Records shown:
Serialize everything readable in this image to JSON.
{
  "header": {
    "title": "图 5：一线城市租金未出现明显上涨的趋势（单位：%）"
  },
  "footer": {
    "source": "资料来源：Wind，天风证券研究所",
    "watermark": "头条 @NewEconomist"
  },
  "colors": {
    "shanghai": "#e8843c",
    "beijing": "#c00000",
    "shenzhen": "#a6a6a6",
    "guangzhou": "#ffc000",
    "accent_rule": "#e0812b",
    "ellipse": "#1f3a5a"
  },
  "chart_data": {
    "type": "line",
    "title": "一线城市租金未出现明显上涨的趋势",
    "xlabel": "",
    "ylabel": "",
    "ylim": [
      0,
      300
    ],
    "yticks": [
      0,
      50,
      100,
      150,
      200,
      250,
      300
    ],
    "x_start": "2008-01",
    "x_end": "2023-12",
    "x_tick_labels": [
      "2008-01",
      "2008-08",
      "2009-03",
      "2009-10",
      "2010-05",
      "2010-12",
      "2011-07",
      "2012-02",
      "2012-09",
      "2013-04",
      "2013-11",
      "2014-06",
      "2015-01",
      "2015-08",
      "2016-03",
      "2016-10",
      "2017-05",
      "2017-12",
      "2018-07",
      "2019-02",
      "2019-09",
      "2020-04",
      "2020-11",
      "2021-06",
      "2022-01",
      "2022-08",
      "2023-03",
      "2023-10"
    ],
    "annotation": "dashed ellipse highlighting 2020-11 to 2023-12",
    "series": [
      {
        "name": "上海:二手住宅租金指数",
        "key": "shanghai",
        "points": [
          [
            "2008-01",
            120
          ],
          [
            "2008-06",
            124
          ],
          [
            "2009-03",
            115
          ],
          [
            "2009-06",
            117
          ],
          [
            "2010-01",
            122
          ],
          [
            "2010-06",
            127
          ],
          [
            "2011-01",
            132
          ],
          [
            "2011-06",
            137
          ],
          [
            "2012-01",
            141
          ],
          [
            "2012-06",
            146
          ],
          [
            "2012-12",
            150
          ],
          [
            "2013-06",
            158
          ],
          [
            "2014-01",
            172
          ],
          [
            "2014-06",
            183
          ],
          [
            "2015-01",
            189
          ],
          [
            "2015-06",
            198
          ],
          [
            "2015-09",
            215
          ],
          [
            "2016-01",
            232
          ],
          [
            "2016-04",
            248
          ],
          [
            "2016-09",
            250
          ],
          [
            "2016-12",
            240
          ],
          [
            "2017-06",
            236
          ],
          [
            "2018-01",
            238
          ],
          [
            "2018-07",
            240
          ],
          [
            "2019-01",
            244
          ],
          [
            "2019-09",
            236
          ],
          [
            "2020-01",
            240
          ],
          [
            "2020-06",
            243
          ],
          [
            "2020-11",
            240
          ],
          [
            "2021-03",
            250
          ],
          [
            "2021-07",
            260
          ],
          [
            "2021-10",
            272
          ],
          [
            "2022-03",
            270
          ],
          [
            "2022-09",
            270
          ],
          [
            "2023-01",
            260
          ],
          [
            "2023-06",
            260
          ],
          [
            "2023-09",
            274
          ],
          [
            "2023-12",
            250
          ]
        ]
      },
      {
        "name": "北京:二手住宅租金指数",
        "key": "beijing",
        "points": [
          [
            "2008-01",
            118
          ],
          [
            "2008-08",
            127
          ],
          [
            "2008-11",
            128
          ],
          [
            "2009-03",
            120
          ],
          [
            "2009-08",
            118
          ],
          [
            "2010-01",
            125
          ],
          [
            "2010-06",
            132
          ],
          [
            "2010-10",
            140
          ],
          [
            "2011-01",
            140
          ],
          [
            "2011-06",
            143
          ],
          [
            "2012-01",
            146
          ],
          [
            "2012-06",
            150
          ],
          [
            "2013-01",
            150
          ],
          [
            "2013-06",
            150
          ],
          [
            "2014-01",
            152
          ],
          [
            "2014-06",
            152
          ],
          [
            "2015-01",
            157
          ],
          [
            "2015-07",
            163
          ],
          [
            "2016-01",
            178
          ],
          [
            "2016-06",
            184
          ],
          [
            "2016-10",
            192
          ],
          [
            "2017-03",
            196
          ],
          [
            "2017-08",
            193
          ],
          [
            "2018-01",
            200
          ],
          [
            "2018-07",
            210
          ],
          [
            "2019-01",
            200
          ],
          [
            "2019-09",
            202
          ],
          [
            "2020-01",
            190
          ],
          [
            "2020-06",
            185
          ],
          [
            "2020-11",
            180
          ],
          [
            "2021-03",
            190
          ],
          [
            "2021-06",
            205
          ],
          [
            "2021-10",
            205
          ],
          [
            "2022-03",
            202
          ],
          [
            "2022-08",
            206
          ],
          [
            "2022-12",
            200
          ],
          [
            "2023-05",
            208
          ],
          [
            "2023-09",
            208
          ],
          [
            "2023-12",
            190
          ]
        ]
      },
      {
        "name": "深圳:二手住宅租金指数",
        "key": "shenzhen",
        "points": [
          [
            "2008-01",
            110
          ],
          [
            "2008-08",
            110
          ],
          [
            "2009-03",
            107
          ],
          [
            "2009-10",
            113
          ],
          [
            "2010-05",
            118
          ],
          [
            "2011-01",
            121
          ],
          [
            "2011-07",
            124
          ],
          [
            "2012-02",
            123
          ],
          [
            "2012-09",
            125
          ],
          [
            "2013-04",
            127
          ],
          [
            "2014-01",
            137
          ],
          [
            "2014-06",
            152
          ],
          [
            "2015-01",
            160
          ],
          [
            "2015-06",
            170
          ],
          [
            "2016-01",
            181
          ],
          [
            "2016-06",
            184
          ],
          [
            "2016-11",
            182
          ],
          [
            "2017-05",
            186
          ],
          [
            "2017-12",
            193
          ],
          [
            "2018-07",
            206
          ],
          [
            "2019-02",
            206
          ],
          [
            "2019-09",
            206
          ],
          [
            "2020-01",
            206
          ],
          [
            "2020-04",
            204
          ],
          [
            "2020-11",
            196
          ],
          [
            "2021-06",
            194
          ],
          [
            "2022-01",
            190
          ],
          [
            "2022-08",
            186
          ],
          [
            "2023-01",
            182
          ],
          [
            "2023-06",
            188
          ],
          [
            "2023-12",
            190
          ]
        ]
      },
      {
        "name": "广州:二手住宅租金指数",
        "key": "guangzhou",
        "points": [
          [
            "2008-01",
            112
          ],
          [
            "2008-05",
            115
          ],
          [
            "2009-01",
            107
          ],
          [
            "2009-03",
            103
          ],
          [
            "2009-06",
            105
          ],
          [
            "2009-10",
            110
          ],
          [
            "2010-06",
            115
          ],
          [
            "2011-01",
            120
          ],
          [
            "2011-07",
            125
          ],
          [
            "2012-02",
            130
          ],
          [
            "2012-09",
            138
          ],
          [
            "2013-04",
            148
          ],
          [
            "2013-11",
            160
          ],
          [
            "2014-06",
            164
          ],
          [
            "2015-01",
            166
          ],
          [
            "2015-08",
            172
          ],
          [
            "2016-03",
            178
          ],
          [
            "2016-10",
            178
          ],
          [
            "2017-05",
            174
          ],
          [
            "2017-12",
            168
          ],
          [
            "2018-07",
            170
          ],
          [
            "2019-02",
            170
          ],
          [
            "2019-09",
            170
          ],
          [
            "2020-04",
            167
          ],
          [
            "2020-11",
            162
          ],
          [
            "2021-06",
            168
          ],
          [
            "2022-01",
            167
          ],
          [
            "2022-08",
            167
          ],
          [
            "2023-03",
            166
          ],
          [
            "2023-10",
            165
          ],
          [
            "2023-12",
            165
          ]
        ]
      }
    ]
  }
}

Problem details:
Copy all the entries verbatim.

Task solution:
Serialize everything readable in this image to JSON.
{
  "header": {
    "title": "图 5：一线城市租金未出现明显上涨的趋势（单位：%）"
  },
  "footer": {
    "source": "资料来源：Wind，天风证券研究所",
    "watermark": "头条 @NewEconomist"
  },
  "colors": {
    "shanghai": "#e8843c",
    "beijing": "#c00000",
    "shenzhen": "#a6a6a6",
    "guangzhou": "#ffc000",
    "accent_rule": "#e0812b",
    "ellipse": "#1f3a5a"
  },
  "chart_data": {
    "type": "line",
    "title": "一线城市租金未出现明显上涨的趋势",
    "xlabel": "",
    "ylabel": "",
    "ylim": [
      0,
      300
    ],
    "yticks": [
      0,
      50,
      100,
      150,
      200,
      250,
      300
    ],
    "x_start": "2008-01",
    "x_end": "2023-12",
    "x_tick_labels": [
      "2008-01",
      "2008-08",
      "2009-03",
      "2009-10",
      "2010-05",
      "2010-12",
      "2011-07",
      "2012-02",
      "2012-09",
      "2013-04",
      "2013-11",
      "2014-06",
      "2015-01",
      "2015-08",
      "2016-03",
      "2016-10",
      "2017-05",
      "2017-12",
      "2018-07",
      "2019-02",
      "2019-09",
      "2020-04",
      "2020-11",
      "2021-06",
      "2022-01",
      "2022-08",
      "2023-03",
      "2023-10"
    ],
    "annotation": "dashed ellipse highlighting 2020-11 to 2023-12",
    "series": [
      {
        "name": "上海:二手住宅租金指数",
        "key": "shanghai",
        "points": [
          [
            "2008-01",
            120
          ],
          [
            "2008-06",
            124
          ],
          [
            "2009-03",
            115
          ],
          [
            "2009-06",
            117
          ],
          [
            "2010-01",
            122
          ],
          [
            "2010-06",
            127
          ],
          [
            "2011-01",
            132
          ],
          [
            "2011-06",
            137
          ],
          [
            "2012-01",
            141
          ],
          [
            "2012-06",
            146
          ],
          [
            "2012-12",
            150
          ],
          [
            "2013-06",
            158
          ],
          [
            "2014-01",
            172
          ],
          [
            "2014-06",
            183
          ],
          [
            "2015-01",
            189
          ],
          [
            "2015-06",
            198
          ],
          [
            "2015-09",
            215
          ],
          [
            "2016-01",
            232
          ],
          [
            "2016-04",
            248
          ],
          [
            "2016-09",
            250
          ],
          [
            "2016-12",
            240
          ],
          [
            "2017-06",
            236
          ],
          [
            "2018-01",
            238
          ],
          [
            "2018-07",
            240
          ],
          [
            "2019-01",
            244
          ],
          [
            "2019-09",
            236
          ],
          [
            "2020-01",
            240
          ],
          [
            "2020-06",
            243
          ],
          [
            "2020-11",
            240
          ],
          [
            "2021-03",
            250
          ],
          [
            "2021-07",
            260
          ],
          [
            "2021-10",
            272
          ],
          [
            "2022-03",
            270
          ],
          [
            "2022-09",
            270
          ],
          [
            "2023-01",
            260
          ],
          [
            "2023-06",
            260
          ],
          [
            "2023-09",
            274
          ],
          [
            "2023-12",
            250
          ]
        ]
      },
      {
        "name": "北京:二手住宅租金指数",
        "key": "beijing",
        "points": [
          [
            "2008-01",
            118
          ],
          [
            "2008-08",
            127
          ],
          [
            "2008-11",
            128
          ],
          [
            "2009-03",
            120
          ],
          [
            "2009-08",
            118
          ],
          [
            "2010-01",
            125
          ],
          [
            "2010-06",
            132
          ],
          [
            "2010-10",
            140
          ],
          [
            "2011-01",
            140
          ],
          [
            "2011-06",
            143
          ],
          [
            "2012-01",
            146
          ],
          [
            "2012-06",
            150
          ],
          [
            "2013-01",
            150
          ],
          [
            "2013-06",
            150
          ],
          [
            "2014-01",
            152
          ],
          [
            "2014-06",
            152
          ],
          [
            "2015-01",
            157
          ],
          [
            "2015-07",
            163
          ],
          [
            "2016-01",
            178
          ],
          [
            "2016-06",
            184
          ],
          [
            "2016-10",
            192
          ],
          [
            "2017-03",
            196
          ],
          [
            "2017-08",
            193
          ],
          [
            "2018-01",
            200
          ],
          [
            "2018-07",
            210
          ],
          [
            "2019-01",
            200
          ],
          [
            "2019-09",
            202
          ],
          [
            "2020-01",
            190
          ],
          [
            "2020-06",
            185
          ],
          [
            "2020-11",
            180
          ],
          [
            "2021-03",
            190
          ],
          [
            "2021-06",
            205
          ],
          [
            "2021-10",
            205
          ],
          [
            "2022-03",
            202
          ],
          [
            "2022-08",
            206
          ],
          [
            "2022-12",
            200
          ],
          [
            "2023-05",
            208
          ],
          [
            "2023-09",
            208
          ],
          [
            "2023-12",
            190
          ]
        ]
      },
      {
        "name": "深圳:二手住宅租金指数",
        "key": "shenzhen",
        "points": [
          [
            "2008-01",
            110
          ],
          [
            "2008-08",
            110
          ],
          [
            "2009-03",
            107
          ],
          [
            "2009-10",
            113
          ],
          [
            "2010-05",
            118
          ],
          [
            "2011-01",
            121
          ],
          [
            "2011-07",
            124
          ],
          [
            "2012-02",
            123
          ],
          [
            "2012-09",
            125
          ],
          [
            "2013-04",
            127
          ],
          [
            "2014-01",
            137
          ],
          [
            "2014-06",
            152
          ],
          [
            "2015-01",
            160
          ],
          [
            "2015-06",
            170
          ],
          [
            "2016-01",
            181
          ],
          [
            "2016-06",
            184
          ],
          [
            "2016-11",
            182
          ],
          [
            "2017-05",
            186
          ],
          [
            "2017-12",
            193
          ],
          [
            "2018-07",
            206
          ],
          [
            "2019-02",
            206
          ],
          [
            "2019-09",
            206
          ],
          [
            "2020-01",
            206
          ],
          [
            "2020-04",
            204
          ],
          [
            "2020-11",
            196
          ],
          [
            "2021-06",
            194
          ],
          [
            "2022-01",
            190
          ],
          [
            "2022-08",
            186
          ],
          [
            "2023-01",
            182
          ],
          [
            "2023-06",
            188
          ],
          [
            "2023-12",
            190
          ]
        ]
      },
      {
        "name": "广州:二手住宅租金指数",
        "key": "guangzhou",
        "points": [
          [
            "2008-01",
            112
          ],
          [
            "2008-05",
            115
          ],
          [
            "2009-01",
            107
          ],
          [
            "2009-03",
            103
          ],
          [
            "2009-06",
            105
          ],
          [
            "2009-10",
            110
          ],
          [
            "2010-06",
            115
          ],
          [
            "2011-01",
            120
          ],
          [
            "2011-07",
            125
          ],
          [
            "2012-02",
            130
          ],
          [
            "2012-09",
            138
          ],
          [
            "2013-04",
            148
          ],
          [
            "2013-11",
            160
          ],
          [
            "2014-06",
            164
          ],
          [
            "2015-01",
            166
          ],
          [
            "2015-08",
            172
          ],
          [
            "2016-03",
            178
          ],
          [
            "2016-10",
            178
          ],
          [
            "2017-05",
            174
          ],
          [
            "2017-12",
            168
          ],
          [
            "2018-07",
            170
          ],
          [
            "2019-02",
            170
          ],
          [
            "2019-09",
            170
          ],
          [
            "2020-04",
            167
          ],
          [
            "2020-11",
            162
          ],
          [
            "2021-06",
            168
          ],
          [
            "2022-01",
            167
          ],
          [
            "2022-08",
            167
          ],
          [
            "2023-03",
            166
          ],
          [
            "2023-10",
            165
          ],
          [
            "2023-12",
            165
          ]
        ]
      }
    ]
  }
}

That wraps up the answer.